◆ **Extracted data**
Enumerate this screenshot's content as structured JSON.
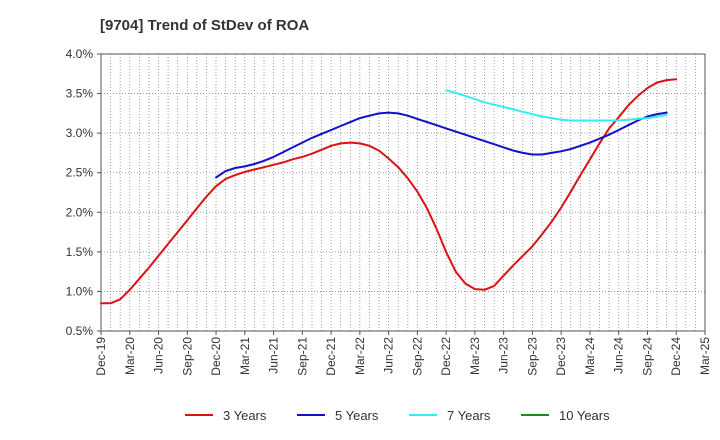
{
  "chart_data": {
    "type": "line",
    "title": "[9704]  Trend of StDev of ROA",
    "xlabel": "",
    "ylabel": "",
    "x_ticks": [
      "Dec-19",
      "Mar-20",
      "Jun-20",
      "Sep-20",
      "Dec-20",
      "Mar-21",
      "Jun-21",
      "Sep-21",
      "Dec-21",
      "Mar-22",
      "Jun-22",
      "Sep-22",
      "Dec-22",
      "Mar-23",
      "Jun-23",
      "Sep-23",
      "Dec-23",
      "Mar-24",
      "Jun-24",
      "Sep-24",
      "Dec-24",
      "Mar-25"
    ],
    "y_ticks": [
      "0.5%",
      "1.0%",
      "1.5%",
      "2.0%",
      "2.5%",
      "3.0%",
      "3.5%",
      "4.0%"
    ],
    "ylim": [
      0.5,
      4.0
    ],
    "grid": true,
    "legend_position": "bottom",
    "series": [
      {
        "name": "3 Years",
        "color": "#dd1111",
        "points": [
          [
            "Dec-19",
            0.85
          ],
          [
            "Jan-20",
            0.85
          ],
          [
            "Feb-20",
            0.9
          ],
          [
            "Mar-20",
            1.02
          ],
          [
            "Apr-20",
            1.16
          ],
          [
            "May-20",
            1.3
          ],
          [
            "Jun-20",
            1.45
          ],
          [
            "Jul-20",
            1.6
          ],
          [
            "Aug-20",
            1.75
          ],
          [
            "Sep-20",
            1.9
          ],
          [
            "Oct-20",
            2.05
          ],
          [
            "Nov-20",
            2.2
          ],
          [
            "Dec-20",
            2.33
          ],
          [
            "Jan-21",
            2.42
          ],
          [
            "Feb-21",
            2.47
          ],
          [
            "Mar-21",
            2.51
          ],
          [
            "Apr-21",
            2.54
          ],
          [
            "May-21",
            2.57
          ],
          [
            "Jun-21",
            2.6
          ],
          [
            "Jul-21",
            2.63
          ],
          [
            "Aug-21",
            2.67
          ],
          [
            "Sep-21",
            2.7
          ],
          [
            "Oct-21",
            2.74
          ],
          [
            "Nov-21",
            2.79
          ],
          [
            "Dec-21",
            2.84
          ],
          [
            "Jan-22",
            2.87
          ],
          [
            "Feb-22",
            2.88
          ],
          [
            "Mar-22",
            2.87
          ],
          [
            "Apr-22",
            2.84
          ],
          [
            "May-22",
            2.78
          ],
          [
            "Jun-22",
            2.68
          ],
          [
            "Jul-22",
            2.57
          ],
          [
            "Aug-22",
            2.43
          ],
          [
            "Sep-22",
            2.26
          ],
          [
            "Oct-22",
            2.05
          ],
          [
            "Nov-22",
            1.79
          ],
          [
            "Dec-22",
            1.5
          ],
          [
            "Jan-23",
            1.25
          ],
          [
            "Feb-23",
            1.1
          ],
          [
            "Mar-23",
            1.03
          ],
          [
            "Apr-23",
            1.02
          ],
          [
            "May-23",
            1.07
          ],
          [
            "Jun-23",
            1.2
          ],
          [
            "Jul-23",
            1.33
          ],
          [
            "Aug-23",
            1.45
          ],
          [
            "Sep-23",
            1.57
          ],
          [
            "Oct-23",
            1.72
          ],
          [
            "Nov-23",
            1.88
          ],
          [
            "Dec-23",
            2.06
          ],
          [
            "Jan-24",
            2.26
          ],
          [
            "Feb-24",
            2.47
          ],
          [
            "Mar-24",
            2.67
          ],
          [
            "Apr-24",
            2.87
          ],
          [
            "May-24",
            3.06
          ],
          [
            "Jun-24",
            3.2
          ],
          [
            "Jul-24",
            3.35
          ],
          [
            "Aug-24",
            3.47
          ],
          [
            "Sep-24",
            3.57
          ],
          [
            "Oct-24",
            3.64
          ],
          [
            "Nov-24",
            3.67
          ],
          [
            "Dec-24",
            3.68
          ]
        ]
      },
      {
        "name": "5 Years",
        "color": "#1111cc",
        "points": [
          [
            "Dec-20",
            2.44
          ],
          [
            "Jan-21",
            2.52
          ],
          [
            "Feb-21",
            2.56
          ],
          [
            "Mar-21",
            2.58
          ],
          [
            "Apr-21",
            2.61
          ],
          [
            "May-21",
            2.65
          ],
          [
            "Jun-21",
            2.7
          ],
          [
            "Jul-21",
            2.76
          ],
          [
            "Aug-21",
            2.82
          ],
          [
            "Sep-21",
            2.88
          ],
          [
            "Oct-21",
            2.94
          ],
          [
            "Nov-21",
            2.99
          ],
          [
            "Dec-21",
            3.04
          ],
          [
            "Jan-22",
            3.09
          ],
          [
            "Feb-22",
            3.14
          ],
          [
            "Mar-22",
            3.19
          ],
          [
            "Apr-22",
            3.22
          ],
          [
            "May-22",
            3.25
          ],
          [
            "Jun-22",
            3.26
          ],
          [
            "Jul-22",
            3.25
          ],
          [
            "Aug-22",
            3.22
          ],
          [
            "Sep-22",
            3.18
          ],
          [
            "Oct-22",
            3.14
          ],
          [
            "Nov-22",
            3.1
          ],
          [
            "Dec-22",
            3.06
          ],
          [
            "Jan-23",
            3.02
          ],
          [
            "Feb-23",
            2.98
          ],
          [
            "Mar-23",
            2.94
          ],
          [
            "Apr-23",
            2.9
          ],
          [
            "May-23",
            2.86
          ],
          [
            "Jun-23",
            2.82
          ],
          [
            "Jul-23",
            2.78
          ],
          [
            "Aug-23",
            2.75
          ],
          [
            "Sep-23",
            2.73
          ],
          [
            "Oct-23",
            2.73
          ],
          [
            "Nov-23",
            2.75
          ],
          [
            "Dec-23",
            2.77
          ],
          [
            "Jan-24",
            2.8
          ],
          [
            "Feb-24",
            2.84
          ],
          [
            "Mar-24",
            2.88
          ],
          [
            "Apr-24",
            2.93
          ],
          [
            "May-24",
            2.98
          ],
          [
            "Jun-24",
            3.04
          ],
          [
            "Jul-24",
            3.1
          ],
          [
            "Aug-24",
            3.16
          ],
          [
            "Sep-24",
            3.21
          ],
          [
            "Oct-24",
            3.24
          ],
          [
            "Nov-24",
            3.26
          ]
        ]
      },
      {
        "name": "7 Years",
        "color": "#33eeee",
        "points": [
          [
            "Dec-22",
            3.54
          ],
          [
            "Jan-23",
            3.51
          ],
          [
            "Feb-23",
            3.47
          ],
          [
            "Mar-23",
            3.43
          ],
          [
            "Apr-23",
            3.39
          ],
          [
            "May-23",
            3.36
          ],
          [
            "Jun-23",
            3.33
          ],
          [
            "Jul-23",
            3.3
          ],
          [
            "Aug-23",
            3.27
          ],
          [
            "Sep-23",
            3.24
          ],
          [
            "Oct-23",
            3.21
          ],
          [
            "Nov-23",
            3.19
          ],
          [
            "Dec-23",
            3.17
          ],
          [
            "Jan-24",
            3.16
          ],
          [
            "Feb-24",
            3.16
          ],
          [
            "Mar-24",
            3.16
          ],
          [
            "Apr-24",
            3.16
          ],
          [
            "May-24",
            3.16
          ],
          [
            "Jun-24",
            3.16
          ],
          [
            "Jul-24",
            3.17
          ],
          [
            "Aug-24",
            3.18
          ],
          [
            "Sep-24",
            3.19
          ],
          [
            "Oct-24",
            3.21
          ],
          [
            "Nov-24",
            3.23
          ]
        ]
      },
      {
        "name": "10 Years",
        "color": "#228822",
        "points": []
      }
    ]
  }
}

◆ **Required task**
Look for the word "name" in every line of the listing and copy the lines that have it.

◆ **Written response**
        "name": "3 Years",
        "name": "5 Years",
        "name": "7 Years",
        "name": "10 Years",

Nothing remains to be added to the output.